TEXTE FOURNI:
Cette révélation met en lumière un changement de paradigme majeur. Le RDPC, habitué pendant des décennies à contrôler l'information par la censure et la répression, a dû apprendre à argumenter, à débattre, à convaincre. Un apprentissage tardif mais nécessaire face à la montée en puissance des médias privés et des réseaux sociaux.

Jeune Afrique souligne que le parti présidentiel se retrouve aujourd'hui "en première ligne, dans le rôle peu enviable de l'oppresseur seul contre tous." Une position défensive qui nécessite une stratégie de communication agressive, d'où la mise en place de cette machine de guerre dirigée par Fame Ndongo.

Cette reconversion forcée explique aussi pourquoi le RDPC investit massivement dans le contrôle des débats télévisés. Jeune Afrique révèle que les états-majors du parti "suggèrent des thèmes aux présentateurs" et "choisissent les 'bons invités'." Une manière détournée de retrouver le contrôle perdu sur l'espace médiatique.

Parmi les figures mobilisées par la machine Fame Ndongo, Jeune Afrique identifie un acteur clé : Magloire Ondoa, "constitutionnaliste de renom et recteur de l'université de Douala." Son rôle a été particulièrement visible lors de la bataille juridique autour de la candidature de Maurice Kamto.

Jeune Afrique rapporte qu'entre mai et juin derniers, "la dernière bataille rangée a occupé les antennes" sur la question du mandat dit impératif. Face aux arguments de l'universitaire Jean Calvin Aba'a Oyono, conseiller de Kamto, c'est Ondoa qui a porté la réplique pour le camp présidentiel.

OBJECTIF 1:
Reproduisez à l'identique le passage de l'article sur la communication du RDPC, de « Cette reconversion forcée » à « sur l'espace médiatique. ».
OBJECTIF 2:
D'après l'article sur la communication du RDPC, quelle fonction universitaire Magloire Ondoa occupe-t-il ?

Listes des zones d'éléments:
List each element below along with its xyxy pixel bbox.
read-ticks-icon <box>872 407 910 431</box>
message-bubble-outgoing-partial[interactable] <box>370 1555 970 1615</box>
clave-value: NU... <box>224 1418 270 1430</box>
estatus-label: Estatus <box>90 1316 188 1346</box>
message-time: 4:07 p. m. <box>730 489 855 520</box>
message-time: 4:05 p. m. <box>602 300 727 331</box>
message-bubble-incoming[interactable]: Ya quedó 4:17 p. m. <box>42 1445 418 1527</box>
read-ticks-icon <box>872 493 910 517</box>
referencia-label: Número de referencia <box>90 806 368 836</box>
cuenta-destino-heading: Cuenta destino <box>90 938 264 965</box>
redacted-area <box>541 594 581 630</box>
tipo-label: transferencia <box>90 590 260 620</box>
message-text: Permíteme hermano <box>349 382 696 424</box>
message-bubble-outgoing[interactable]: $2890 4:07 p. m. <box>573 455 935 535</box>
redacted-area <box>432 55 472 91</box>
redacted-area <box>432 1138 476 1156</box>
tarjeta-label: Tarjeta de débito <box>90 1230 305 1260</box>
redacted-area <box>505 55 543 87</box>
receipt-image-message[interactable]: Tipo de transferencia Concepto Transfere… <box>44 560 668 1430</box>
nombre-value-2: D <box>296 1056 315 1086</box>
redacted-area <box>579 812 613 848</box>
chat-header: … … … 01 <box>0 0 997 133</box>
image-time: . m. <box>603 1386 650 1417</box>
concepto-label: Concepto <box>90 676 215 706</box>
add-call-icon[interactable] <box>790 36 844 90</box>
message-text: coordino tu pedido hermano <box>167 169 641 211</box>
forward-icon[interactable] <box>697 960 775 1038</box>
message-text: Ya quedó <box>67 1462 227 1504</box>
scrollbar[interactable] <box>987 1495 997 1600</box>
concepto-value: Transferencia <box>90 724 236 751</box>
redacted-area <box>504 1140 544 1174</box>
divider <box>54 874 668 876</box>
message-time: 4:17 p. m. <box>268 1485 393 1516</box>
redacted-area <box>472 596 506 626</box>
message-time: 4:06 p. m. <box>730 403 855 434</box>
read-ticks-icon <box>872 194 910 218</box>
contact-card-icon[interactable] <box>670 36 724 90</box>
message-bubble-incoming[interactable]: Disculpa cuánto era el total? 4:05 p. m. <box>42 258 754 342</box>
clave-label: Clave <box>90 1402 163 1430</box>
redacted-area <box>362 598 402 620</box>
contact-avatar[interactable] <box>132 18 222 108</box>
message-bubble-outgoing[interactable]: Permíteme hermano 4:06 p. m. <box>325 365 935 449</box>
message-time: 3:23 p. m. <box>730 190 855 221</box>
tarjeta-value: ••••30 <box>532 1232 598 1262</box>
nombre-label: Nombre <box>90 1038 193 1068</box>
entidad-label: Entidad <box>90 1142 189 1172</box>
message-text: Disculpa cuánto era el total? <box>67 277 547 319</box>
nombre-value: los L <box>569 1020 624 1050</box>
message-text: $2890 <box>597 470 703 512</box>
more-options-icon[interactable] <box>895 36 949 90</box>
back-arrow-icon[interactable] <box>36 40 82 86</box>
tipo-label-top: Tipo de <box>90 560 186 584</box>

RÉPONSE 1:
Cette reconversion forcée explique aussi pourquoi le RDPC investit massivement dans le contrôle des débats télévisés. Jeune Afrique révèle que les états-majors du parti "suggèrent des thèmes aux présentateurs" et "choisissent les 'bons invités'." Une manière détournée de retrouver le contrôle perdu sur l'espace médiatique.

RÉPONSE 2:
Magloire Ondoa est recteur de l'université de Douala.